==== ITEMS ====

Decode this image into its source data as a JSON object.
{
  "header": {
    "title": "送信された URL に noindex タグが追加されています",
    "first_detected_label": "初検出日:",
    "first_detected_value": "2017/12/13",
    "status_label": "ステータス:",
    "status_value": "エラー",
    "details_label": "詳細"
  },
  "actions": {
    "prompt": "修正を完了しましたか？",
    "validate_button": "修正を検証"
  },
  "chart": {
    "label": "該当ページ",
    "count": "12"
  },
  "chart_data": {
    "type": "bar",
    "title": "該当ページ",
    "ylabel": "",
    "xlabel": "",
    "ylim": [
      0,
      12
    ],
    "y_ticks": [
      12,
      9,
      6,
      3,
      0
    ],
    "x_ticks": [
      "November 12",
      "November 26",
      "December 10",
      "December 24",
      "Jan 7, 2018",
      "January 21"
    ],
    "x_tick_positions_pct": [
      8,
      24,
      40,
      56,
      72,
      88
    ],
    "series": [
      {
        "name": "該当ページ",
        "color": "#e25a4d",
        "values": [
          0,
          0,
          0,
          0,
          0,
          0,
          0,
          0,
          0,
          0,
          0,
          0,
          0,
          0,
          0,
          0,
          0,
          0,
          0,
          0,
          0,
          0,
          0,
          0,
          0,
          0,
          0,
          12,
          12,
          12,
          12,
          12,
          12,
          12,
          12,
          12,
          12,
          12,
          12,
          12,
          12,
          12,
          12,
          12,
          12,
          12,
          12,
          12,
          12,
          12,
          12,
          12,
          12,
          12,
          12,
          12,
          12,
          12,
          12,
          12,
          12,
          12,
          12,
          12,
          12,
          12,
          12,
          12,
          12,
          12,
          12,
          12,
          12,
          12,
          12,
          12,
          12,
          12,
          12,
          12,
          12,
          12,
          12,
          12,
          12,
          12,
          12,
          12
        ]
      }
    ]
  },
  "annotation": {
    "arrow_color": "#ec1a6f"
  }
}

====

WHAT YOU NEED TO DO
Repeat the listing exactly, from its first line to its last.

ANSWER FOR THE TASK
Decode this image into its source data as a JSON object.
{
  "header": {
    "title": "送信された URL に noindex タグが追加されています",
    "first_detected_label": "初検出日:",
    "first_detected_value": "2017/12/13",
    "status_label": "ステータス:",
    "status_value": "エラー",
    "details_label": "詳細"
  },
  "actions": {
    "prompt": "修正を完了しましたか？",
    "validate_button": "修正を検証"
  },
  "chart": {
    "label": "該当ページ",
    "count": "12"
  },
  "chart_data": {
    "type": "bar",
    "title": "該当ページ",
    "ylabel": "",
    "xlabel": "",
    "ylim": [
      0,
      12
    ],
    "y_ticks": [
      12,
      9,
      6,
      3,
      0
    ],
    "x_ticks": [
      "November 12",
      "November 26",
      "December 10",
      "December 24",
      "Jan 7, 2018",
      "January 21"
    ],
    "x_tick_positions_pct": [
      8,
      24,
      40,
      56,
      72,
      88
    ],
    "series": [
      {
        "name": "該当ページ",
        "color": "#e25a4d",
        "values": [
          0,
          0,
          0,
          0,
          0,
          0,
          0,
          0,
          0,
          0,
          0,
          0,
          0,
          0,
          0,
          0,
          0,
          0,
          0,
          0,
          0,
          0,
          0,
          0,
          0,
          0,
          0,
          12,
          12,
          12,
          12,
          12,
          12,
          12,
          12,
          12,
          12,
          12,
          12,
          12,
          12,
          12,
          12,
          12,
          12,
          12,
          12,
          12,
          12,
          12,
          12,
          12,
          12,
          12,
          12,
          12,
          12,
          12,
          12,
          12,
          12,
          12,
          12,
          12,
          12,
          12,
          12,
          12,
          12,
          12,
          12,
          12,
          12,
          12,
          12,
          12,
          12,
          12,
          12,
          12,
          12,
          12,
          12,
          12,
          12,
          12,
          12,
          12
        ]
      }
    ]
  },
  "annotation": {
    "arrow_color": "#ec1a6f"
  }
}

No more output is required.